THE REQUEST: Show all lines that include the string "JSON"; copy each one.

## Start DATA FOR PROCESSING

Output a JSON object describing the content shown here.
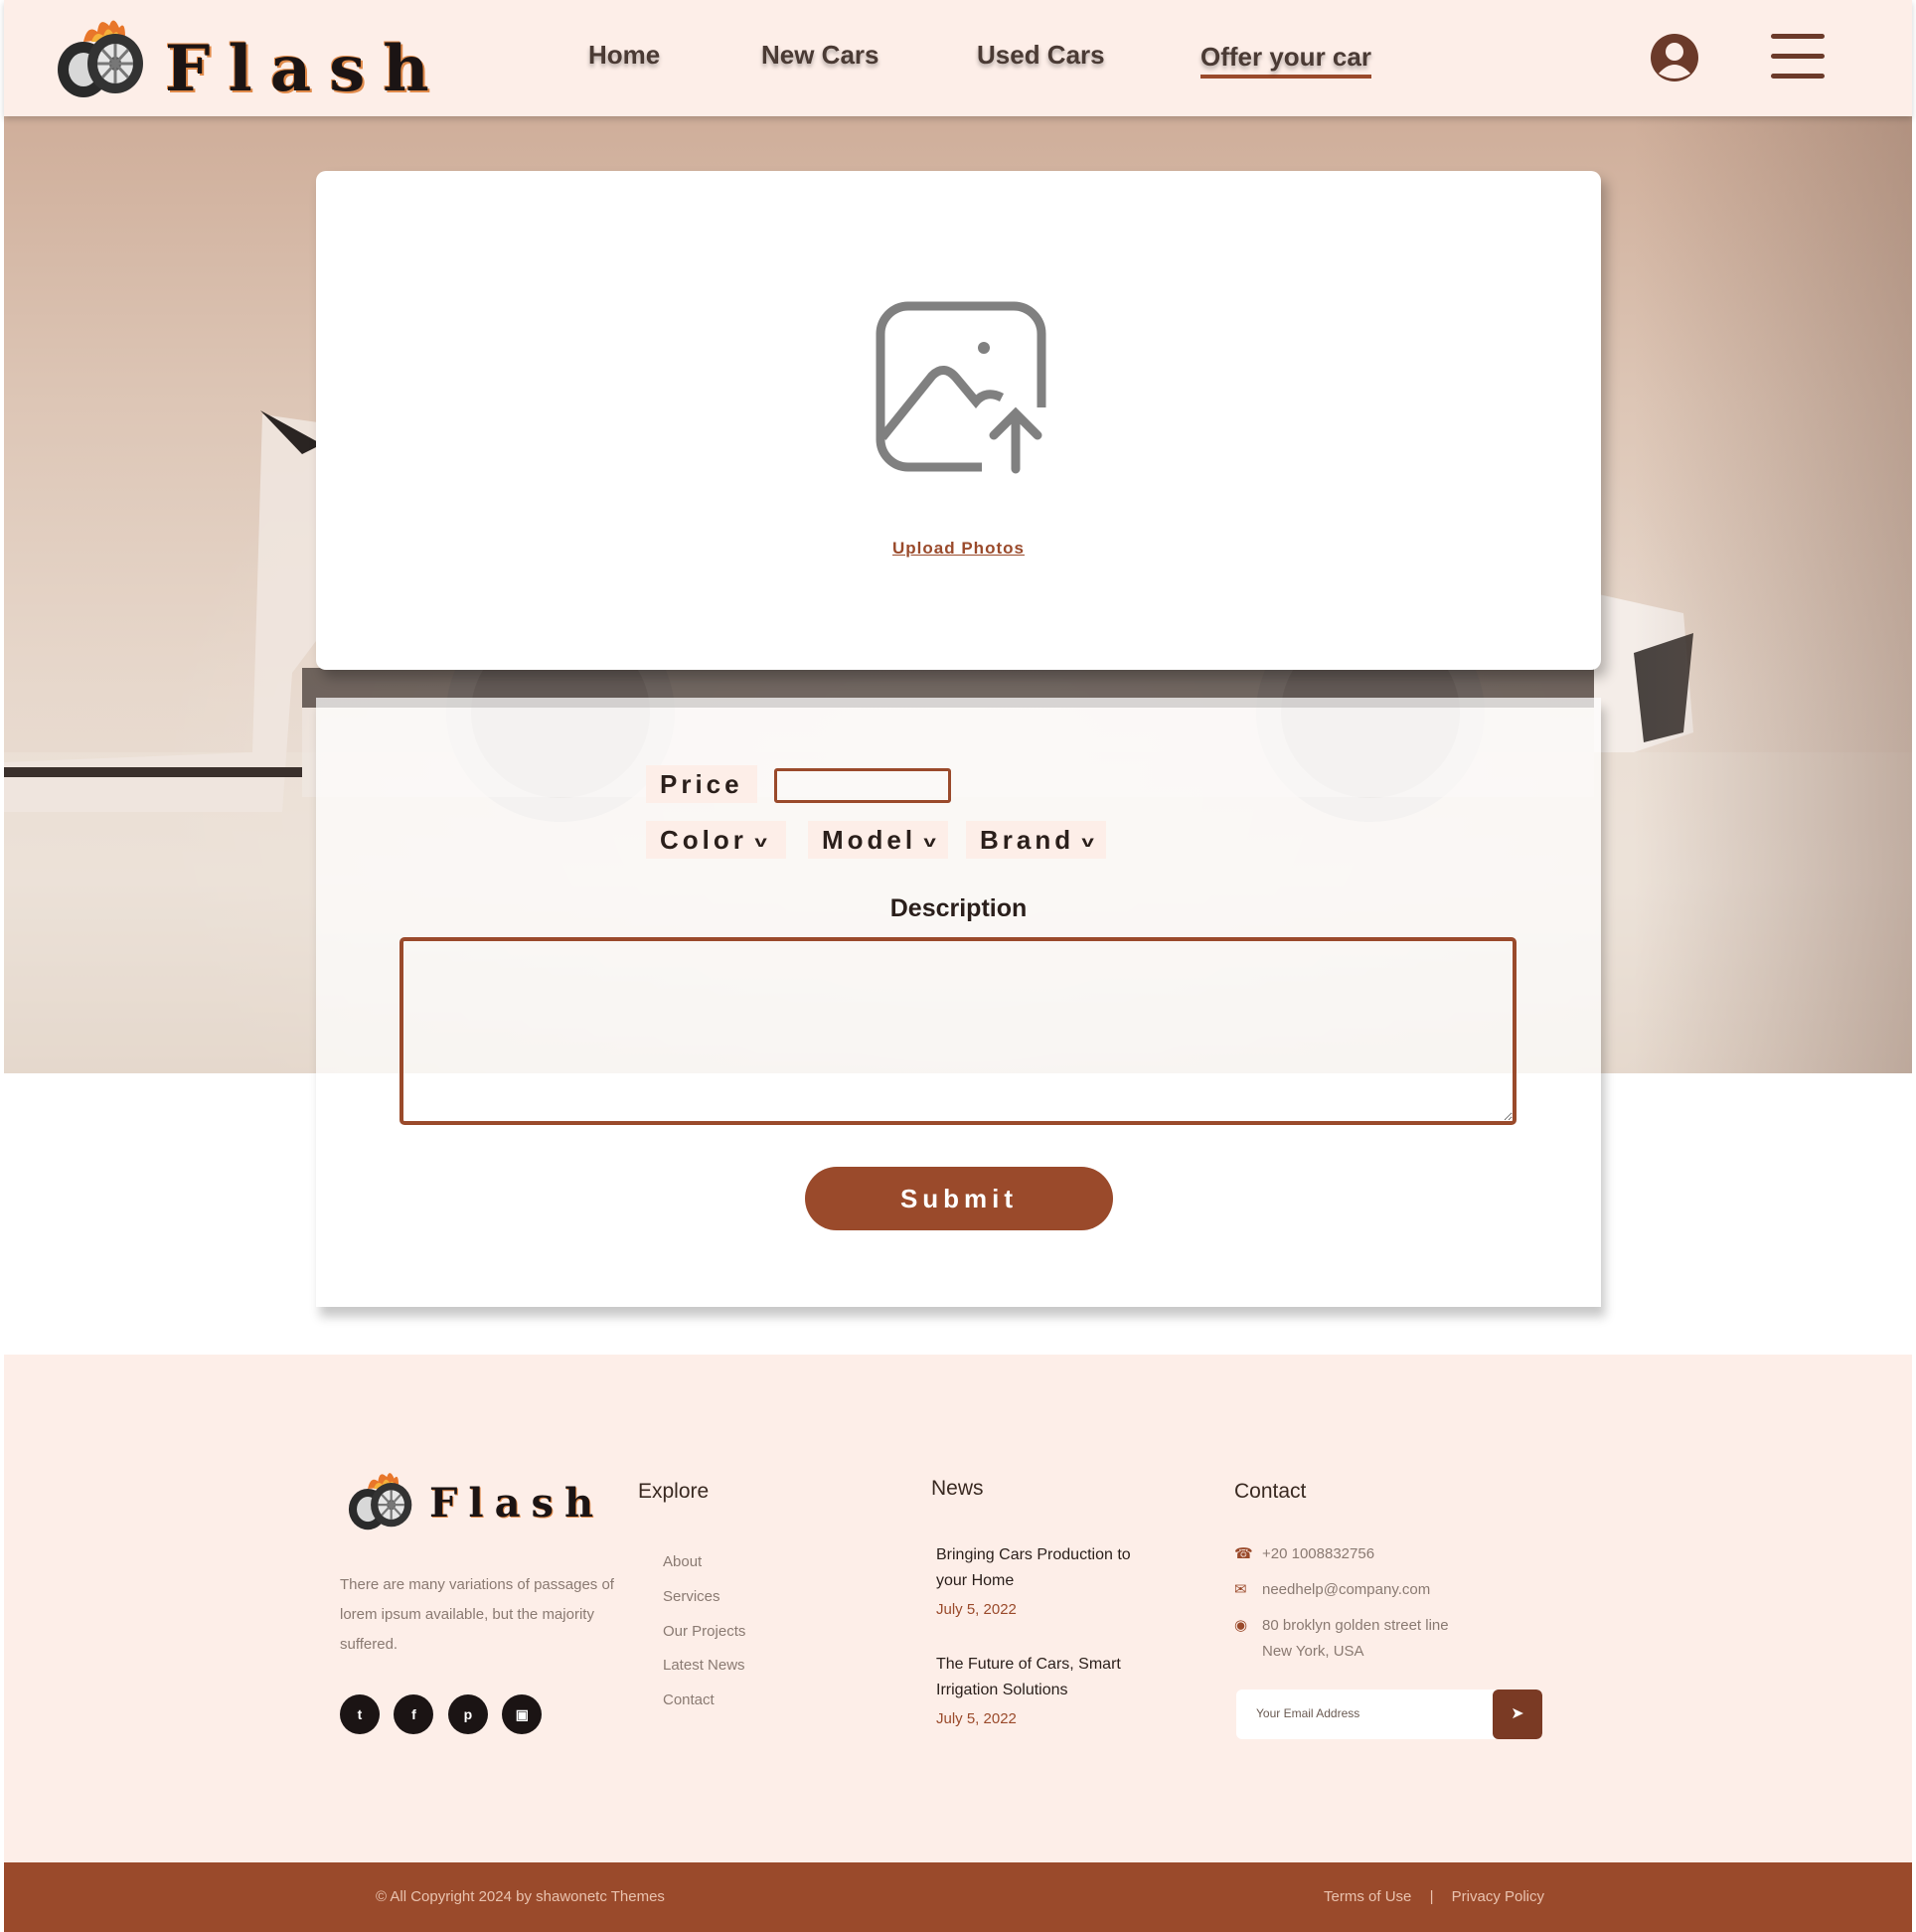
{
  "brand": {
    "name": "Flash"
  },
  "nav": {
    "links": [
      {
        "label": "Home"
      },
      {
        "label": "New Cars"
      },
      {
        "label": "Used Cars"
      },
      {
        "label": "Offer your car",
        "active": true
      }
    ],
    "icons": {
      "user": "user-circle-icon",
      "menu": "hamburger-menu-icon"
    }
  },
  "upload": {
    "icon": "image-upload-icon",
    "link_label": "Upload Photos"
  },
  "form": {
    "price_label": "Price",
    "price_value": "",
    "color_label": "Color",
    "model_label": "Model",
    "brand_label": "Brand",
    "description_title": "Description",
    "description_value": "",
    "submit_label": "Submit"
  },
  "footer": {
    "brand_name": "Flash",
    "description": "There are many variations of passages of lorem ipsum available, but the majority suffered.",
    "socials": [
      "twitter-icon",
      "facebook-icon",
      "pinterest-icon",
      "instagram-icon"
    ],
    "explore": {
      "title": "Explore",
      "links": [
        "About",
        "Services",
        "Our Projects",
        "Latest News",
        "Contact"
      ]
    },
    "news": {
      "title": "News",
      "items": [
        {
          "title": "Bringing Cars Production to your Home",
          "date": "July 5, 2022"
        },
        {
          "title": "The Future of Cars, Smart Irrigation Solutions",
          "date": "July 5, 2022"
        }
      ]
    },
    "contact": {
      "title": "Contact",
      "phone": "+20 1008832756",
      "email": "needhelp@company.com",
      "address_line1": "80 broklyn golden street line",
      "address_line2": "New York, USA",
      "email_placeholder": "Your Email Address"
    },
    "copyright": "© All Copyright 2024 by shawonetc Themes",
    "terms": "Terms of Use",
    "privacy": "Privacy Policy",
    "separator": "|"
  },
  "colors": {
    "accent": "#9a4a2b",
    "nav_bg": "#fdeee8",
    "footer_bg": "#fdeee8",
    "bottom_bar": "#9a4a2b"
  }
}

## End DATA FOR PROCESSING
## Start DATA FOR PROCESSING

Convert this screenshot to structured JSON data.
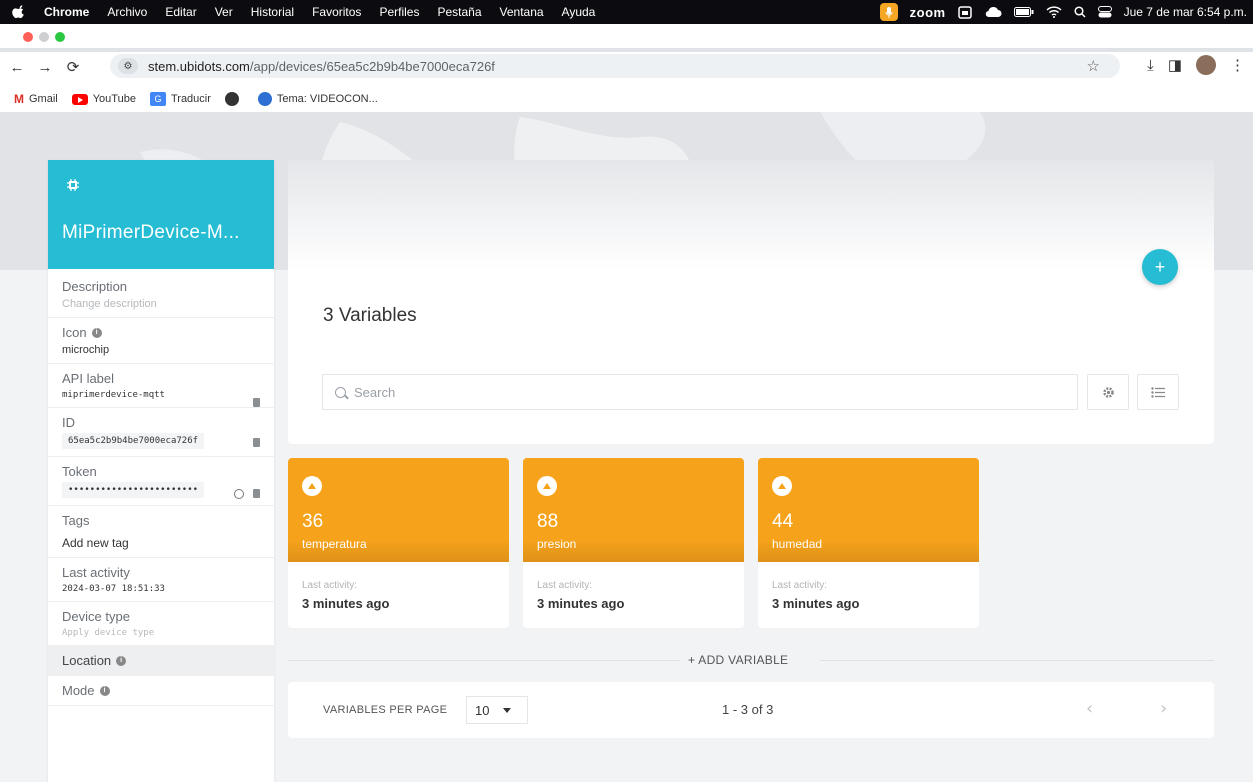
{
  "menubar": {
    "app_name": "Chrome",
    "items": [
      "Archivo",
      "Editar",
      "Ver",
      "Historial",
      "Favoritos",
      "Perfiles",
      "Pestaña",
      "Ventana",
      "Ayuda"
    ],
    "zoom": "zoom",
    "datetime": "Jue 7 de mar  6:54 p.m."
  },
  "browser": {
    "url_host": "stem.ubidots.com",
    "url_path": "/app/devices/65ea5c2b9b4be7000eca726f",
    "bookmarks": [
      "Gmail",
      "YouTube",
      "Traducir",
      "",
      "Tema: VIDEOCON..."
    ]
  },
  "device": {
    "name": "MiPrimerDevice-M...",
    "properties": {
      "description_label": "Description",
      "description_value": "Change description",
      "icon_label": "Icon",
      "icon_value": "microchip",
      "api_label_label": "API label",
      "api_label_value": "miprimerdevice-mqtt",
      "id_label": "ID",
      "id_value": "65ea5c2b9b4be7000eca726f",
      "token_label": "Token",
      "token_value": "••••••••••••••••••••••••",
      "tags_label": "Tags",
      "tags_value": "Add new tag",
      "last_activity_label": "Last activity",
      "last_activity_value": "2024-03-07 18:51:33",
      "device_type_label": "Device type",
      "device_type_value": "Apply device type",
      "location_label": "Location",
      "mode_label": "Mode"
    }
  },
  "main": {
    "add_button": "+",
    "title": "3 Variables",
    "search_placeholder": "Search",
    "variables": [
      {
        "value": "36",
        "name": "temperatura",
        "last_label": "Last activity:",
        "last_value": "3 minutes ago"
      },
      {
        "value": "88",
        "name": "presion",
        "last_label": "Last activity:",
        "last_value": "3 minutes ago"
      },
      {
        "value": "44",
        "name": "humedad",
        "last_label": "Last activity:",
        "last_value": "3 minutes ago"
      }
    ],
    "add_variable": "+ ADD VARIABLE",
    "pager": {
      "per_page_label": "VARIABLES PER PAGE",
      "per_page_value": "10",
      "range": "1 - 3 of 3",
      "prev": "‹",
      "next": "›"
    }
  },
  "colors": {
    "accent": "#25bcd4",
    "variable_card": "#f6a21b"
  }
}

## End DATA FOR PROCESSING

ANSWER TO THIS PROBLEM:
Output a JSON object describing the content shown here.
Convert this screenshot to structured JSON data.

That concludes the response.